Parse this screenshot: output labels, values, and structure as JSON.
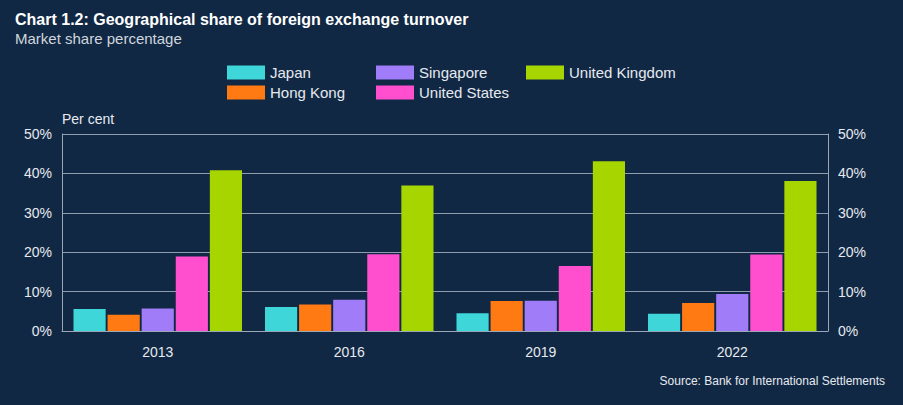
{
  "chart_data": {
    "type": "bar",
    "title": "Chart 1.2: Geographical share of foreign exchange turnover",
    "subtitle": "Market share percentage",
    "y_label": "Per cent",
    "source": "Source: Bank for International Settlements",
    "categories": [
      "2013",
      "2016",
      "2019",
      "2022"
    ],
    "series": [
      {
        "name": "Japan",
        "color": "#3ED6D8",
        "values": [
          5.6,
          6.1,
          4.5,
          4.4
        ]
      },
      {
        "name": "Hong Kong",
        "color": "#FF7A12",
        "values": [
          4.1,
          6.7,
          7.6,
          7.1
        ]
      },
      {
        "name": "Singapore",
        "color": "#A07CF8",
        "values": [
          5.7,
          7.9,
          7.7,
          9.4
        ]
      },
      {
        "name": "United States",
        "color": "#FF4FCF",
        "values": [
          18.9,
          19.5,
          16.5,
          19.4
        ]
      },
      {
        "name": "United Kingdom",
        "color": "#A6D500",
        "values": [
          40.8,
          36.9,
          43.1,
          38.1
        ]
      }
    ],
    "ylim": [
      0,
      50
    ],
    "yticks": [
      {
        "value": 0,
        "label": "0%"
      },
      {
        "value": 10,
        "label": "10%"
      },
      {
        "value": 20,
        "label": "20%"
      },
      {
        "value": 30,
        "label": "30%"
      },
      {
        "value": 40,
        "label": "40%"
      },
      {
        "value": 50,
        "label": "50%"
      }
    ],
    "y2lim": [
      0,
      50
    ],
    "y2ticks": [
      {
        "value": 0,
        "label": "0%"
      },
      {
        "value": 10,
        "label": "10%"
      },
      {
        "value": 20,
        "label": "20%"
      },
      {
        "value": 30,
        "label": "30%"
      },
      {
        "value": 40,
        "label": "40%"
      },
      {
        "value": 50,
        "label": "50%"
      }
    ],
    "grid": true,
    "legend": "top"
  }
}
━━━
- WHAT YOU HAVE TO DO: Repeat the material above in full and exactly, omitting the pictures.

- RESPONSE FOR THIS EXERCISE:
Parse this screenshot: output labels, values, and structure as JSON.
{
  "chart_data": {
    "type": "bar",
    "title": "Chart 1.2: Geographical share of foreign exchange turnover",
    "subtitle": "Market share percentage",
    "y_label": "Per cent",
    "source": "Source: Bank for International Settlements",
    "categories": [
      "2013",
      "2016",
      "2019",
      "2022"
    ],
    "series": [
      {
        "name": "Japan",
        "color": "#3ED6D8",
        "values": [
          5.6,
          6.1,
          4.5,
          4.4
        ]
      },
      {
        "name": "Hong Kong",
        "color": "#FF7A12",
        "values": [
          4.1,
          6.7,
          7.6,
          7.1
        ]
      },
      {
        "name": "Singapore",
        "color": "#A07CF8",
        "values": [
          5.7,
          7.9,
          7.7,
          9.4
        ]
      },
      {
        "name": "United States",
        "color": "#FF4FCF",
        "values": [
          18.9,
          19.5,
          16.5,
          19.4
        ]
      },
      {
        "name": "United Kingdom",
        "color": "#A6D500",
        "values": [
          40.8,
          36.9,
          43.1,
          38.1
        ]
      }
    ],
    "ylim": [
      0,
      50
    ],
    "yticks": [
      {
        "value": 0,
        "label": "0%"
      },
      {
        "value": 10,
        "label": "10%"
      },
      {
        "value": 20,
        "label": "20%"
      },
      {
        "value": 30,
        "label": "30%"
      },
      {
        "value": 40,
        "label": "40%"
      },
      {
        "value": 50,
        "label": "50%"
      }
    ],
    "y2lim": [
      0,
      50
    ],
    "y2ticks": [
      {
        "value": 0,
        "label": "0%"
      },
      {
        "value": 10,
        "label": "10%"
      },
      {
        "value": 20,
        "label": "20%"
      },
      {
        "value": 30,
        "label": "30%"
      },
      {
        "value": 40,
        "label": "40%"
      },
      {
        "value": 50,
        "label": "50%"
      }
    ],
    "grid": true,
    "legend": "top"
  }
}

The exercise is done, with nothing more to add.